New Acquisition: six new Photobooks added to the Photographic Books Collection
If you’ve been keeping your eye on the catalogue, you might have noticed that the new Photographic Books Collection is starting to grow. Most of this is due to the efforts of our summer intern, Krista Keller, who has been weeding through the main library stock and the rare book shelves for photobooks already in our collections. This has resulted in a growing, dynamic collection that spans from the earliest stages of the photobook medium to the most modern examples.

Dataset entries →
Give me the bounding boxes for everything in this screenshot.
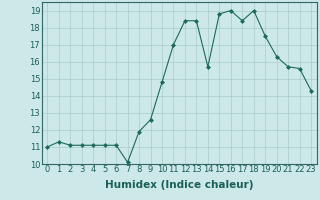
X-axis label: Humidex (Indice chaleur): Humidex (Indice chaleur) (105, 180, 253, 190)
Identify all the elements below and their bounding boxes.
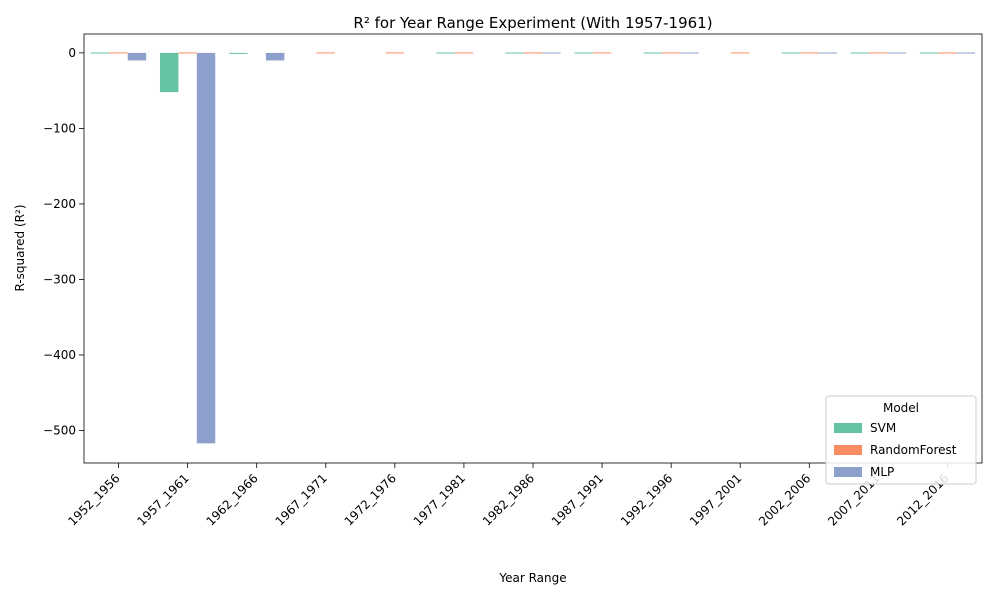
legend-swatch-mlp [834, 467, 862, 477]
bar-svm-1957-1961 [159, 52, 179, 93]
bar-svm-1987-1991 [574, 52, 593, 54]
x-tick-label: 1987_1991 [549, 471, 606, 528]
y-tick-label: −400 [43, 348, 76, 362]
legend: Model SVM RandomForest MLP [825, 395, 977, 485]
bar-svm-1982-1986 [505, 52, 524, 54]
bar-randomforest-1952-1956 [109, 52, 128, 54]
bar-randomforest-1977-1981 [454, 52, 474, 54]
x-tick-label: 1997_2001 [687, 471, 744, 528]
legend-items: SVM RandomForest MLP [834, 421, 957, 479]
legend-label-mlp: MLP [870, 465, 894, 479]
legend-title: Model [883, 401, 919, 415]
legend-label-randomforest: RandomForest [870, 443, 957, 457]
x-axis-ticks: 1952_1956 1957_1961 1962_1966 1967_1971 1972… [65, 463, 952, 529]
x-tick-label: 1952_1956 [65, 471, 122, 528]
bar-randomforest-1972-1976 [385, 52, 405, 54]
bar-randomforest-1992-1996 [661, 52, 681, 54]
bar-svm-1977-1981 [436, 52, 455, 54]
y-tick-label: −200 [43, 197, 76, 211]
y-tick-label: −500 [43, 424, 76, 438]
bar-mlp-1992-1996 [680, 52, 699, 54]
bar-randomforest-2012-2016 [938, 52, 957, 54]
x-tick-label: 1982_1986 [480, 471, 537, 528]
legend-box [825, 395, 977, 485]
bar-mlp-2007-2011 [887, 52, 907, 54]
y-tick-label: 0 [68, 46, 76, 60]
x-tick-label: 1962_1966 [203, 471, 260, 528]
y-tick-label: −300 [43, 272, 76, 286]
x-tick-label: 1957_1961 [134, 471, 191, 528]
bar-randomforest-1987-1991 [592, 52, 612, 54]
legend-label-svm: SVM [870, 421, 896, 435]
x-tick-label: 1972_1976 [342, 471, 399, 528]
chart-title: R² for Year Range Experiment (With 1957-… [353, 14, 712, 32]
bar-mlp-2012-2016 [956, 52, 976, 54]
bar-svm-1962-1966 [229, 52, 248, 54]
x-tick-label: 1992_1996 [618, 471, 675, 528]
bar-svm-1952-1956 [90, 52, 110, 54]
y-axis-ticks: 0 −100 −200 −300 −400 −500 [43, 46, 84, 438]
bar-mlp-1957-1961 [196, 52, 216, 444]
bar-svm-2007-2011 [850, 52, 870, 54]
y-tick-label: −100 [43, 121, 76, 135]
bar-randomforest-1997-2001 [731, 52, 750, 54]
bar-mlp-1962-1966 [265, 52, 285, 61]
bar-randomforest-1982-1986 [523, 52, 543, 54]
x-tick-label: 2002_2006 [756, 471, 813, 528]
x-tick-label: 1977_1981 [411, 471, 468, 528]
bar-randomforest-2002-2006 [800, 52, 819, 54]
bar-mlp-1952-1956 [127, 52, 147, 61]
bar-svm-1992-1996 [643, 52, 662, 54]
legend-swatch-svm [834, 423, 862, 433]
bar-svm-2012-2016 [919, 52, 939, 54]
y-axis-label: R-squared (R²) [13, 204, 27, 291]
legend-swatch-randomforest [834, 445, 862, 455]
bar-mlp-1982-1986 [542, 52, 561, 54]
bar-mlp-2002-2006 [818, 52, 837, 54]
x-tick-label: 1967_1971 [273, 471, 330, 528]
bar-randomforest-1957-1961 [178, 52, 197, 54]
bar-randomforest-1967-1971 [316, 52, 335, 54]
bar-randomforest-2007-2011 [869, 52, 888, 54]
x-axis-label: Year Range [498, 571, 566, 585]
bars-group [90, 52, 976, 444]
bar-svm-2002-2006 [781, 52, 801, 54]
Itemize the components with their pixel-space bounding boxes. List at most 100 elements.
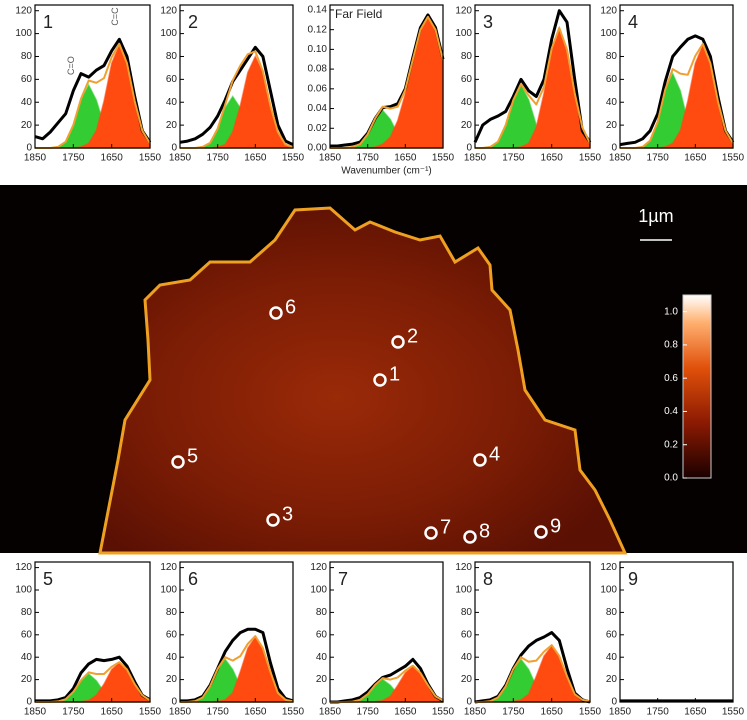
x-tick-label: 1650: [541, 153, 564, 164]
spectrum-panel: 0 20 40 60 80 100 120 1850 1750 1650 1550 2: [160, 4, 305, 164]
y-tick-label: 120: [15, 562, 32, 573]
panel-label: 9: [628, 569, 638, 589]
y-tick-label: 100: [15, 585, 32, 596]
y-tick-label: 40: [166, 652, 178, 663]
y-tick-label: 0.00: [308, 143, 328, 154]
plot-frame: [329, 561, 444, 703]
point-label: 1: [389, 363, 400, 385]
panel-label: 5: [43, 569, 53, 589]
x-tick-label: 1650: [541, 707, 564, 718]
y-tick-label: 0.12: [308, 24, 328, 35]
x-tick-label: 1850: [24, 707, 47, 718]
y-tick-label: 0: [171, 697, 177, 708]
sample-outline: [98, 206, 628, 555]
y-tick-label: 80: [316, 607, 328, 618]
y-tick-label: 40: [21, 652, 33, 663]
x-tick-label: 1550: [579, 707, 602, 718]
measurement-point: [171, 455, 185, 469]
y-tick-label: 20: [461, 674, 473, 685]
y-tick-label: 80: [461, 607, 473, 618]
point-label: 7: [440, 516, 451, 538]
y-tick-label: 0.06: [308, 83, 328, 94]
plot-frame: [34, 561, 151, 703]
annotation: C=O: [66, 56, 76, 75]
panel-label: 7: [338, 569, 348, 589]
x-tick-label: 1750: [357, 153, 380, 164]
x-tick-label: 1750: [207, 153, 230, 164]
plot-frame: [329, 4, 444, 149]
x-tick-label: 1550: [139, 707, 162, 718]
spectrum-panel: 0.00 0.02 0.04 0.06 0.08 0.10 0.12 0.14 1850 1750…: [308, 4, 455, 177]
x-tick-label: 1550: [722, 153, 745, 164]
panel-label: Far Field: [335, 7, 382, 21]
y-tick-label: 100: [160, 585, 177, 596]
y-tick-label: 40: [606, 97, 618, 108]
panel-label: 3: [483, 12, 493, 32]
measured-spectrum: [330, 657, 444, 704]
measurement-point: [391, 335, 405, 349]
colorbar-tick-label: 1.0: [664, 306, 678, 317]
plot-frame: [34, 4, 151, 149]
y-tick-label: 100: [310, 585, 327, 596]
measurement-point: [473, 453, 487, 467]
plot-area: [620, 562, 733, 702]
y-tick-label: 80: [166, 607, 178, 618]
colorbar-tick-label: 0.8: [664, 340, 678, 351]
panel-label: 2: [188, 12, 198, 32]
y-tick-label: 100: [455, 585, 472, 596]
plot-frame: [619, 4, 734, 149]
measurement-point: [534, 525, 548, 539]
measured-spectrum: [179, 45, 294, 146]
x-tick-label: 1750: [62, 707, 85, 718]
y-tick-label: 0.02: [308, 123, 328, 134]
y-tick-label: 40: [461, 652, 473, 663]
colorbar: [682, 294, 712, 479]
x-tick-label: 1850: [464, 707, 487, 718]
y-tick-label: 0: [466, 697, 472, 708]
y-tick-label: 60: [606, 74, 618, 85]
panel-label: 4: [628, 12, 638, 32]
colorbar-tick-label: 0.6: [664, 373, 678, 384]
x-tick-label: 1550: [432, 707, 455, 718]
y-tick-label: 100: [600, 28, 617, 39]
y-tick-label: 120: [455, 562, 472, 573]
y-tick-label: 40: [21, 97, 33, 108]
x-tick-label: 1850: [319, 153, 342, 164]
y-tick-label: 80: [21, 607, 33, 618]
x-tick-label: 1550: [139, 153, 162, 164]
measured-spectrum: [619, 34, 735, 147]
y-tick-label: 20: [606, 120, 618, 131]
y-tick-label: 60: [166, 629, 178, 640]
y-tick-label: 0.10: [308, 44, 328, 55]
point-label: 3: [282, 503, 293, 525]
y-tick-label: 80: [606, 51, 618, 62]
x-tick-label: 1650: [101, 153, 124, 164]
point-label: 2: [407, 325, 418, 347]
y-tick-label: 120: [160, 562, 177, 573]
x-tick-label: 1750: [357, 707, 380, 718]
panel-label: 1: [43, 12, 53, 32]
y-tick-label: 20: [21, 674, 33, 685]
y-tick-label: 20: [166, 674, 178, 685]
x-tick-label: 1650: [394, 153, 417, 164]
y-tick-label: 60: [21, 629, 33, 640]
x-tick-label: 1750: [647, 153, 670, 164]
y-tick-label: 120: [455, 5, 472, 16]
x-tick-label: 1550: [282, 707, 305, 718]
measured-spectrum: [473, 9, 592, 144]
x-tick-label: 1850: [169, 153, 192, 164]
point-label: 6: [285, 296, 296, 318]
spectrum-panel: 0 20 40 60 80 100 120 1850 1750 1650 1550 8: [455, 561, 602, 718]
y-tick-label: 0: [611, 697, 617, 708]
y-tick-label: 100: [15, 28, 32, 39]
y-tick-label: 60: [21, 74, 33, 85]
measurement-point: [266, 513, 280, 527]
y-tick-label: 0.04: [308, 103, 328, 114]
spectrum-panel: 0 20 40 60 80 100 120 1850 1750 1650 1550 3: [455, 4, 602, 164]
x-axis-label: Wavenumber (cm⁻¹): [341, 166, 431, 177]
measurement-point: [463, 530, 477, 544]
measured-spectrum: [180, 627, 294, 703]
map: 1µm 12 3 4 5 6 7 8 9 0.0 0.2 0.4 0.6 0.8 1.0: [171, 206, 687, 544]
plot-frame: [179, 561, 294, 703]
y-tick-label: 60: [461, 74, 473, 85]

The tasks →
a: According to the article on the new photobooks, who is the summer intern credited with growing the collection?
b: Duplicate the part of the article on the new photobooks from "New Acquisition: six" to "most modern examples.".
c: List every word in the headline of the article on the new photobooks that begins with a capital letter.

Answers →
a: Krista Keller

b:
New Acquisition: six new Photobooks added to the Photographic Books Collection
If you’ve been keeping your eye on the catalogue, you might have noticed that the new Photographic Books Collection is starting to grow. Most of this is due to the efforts of our summer intern, Krista Keller, who has been weeding through the main library stock and the rare book shelves for photobooks already in our collections. This has resulted in a growing, dynamic collection that spans from the earliest stages of the photobook medium to the most modern examples.

c: New, Acquisition, Photobooks, Photographic, Books, Collection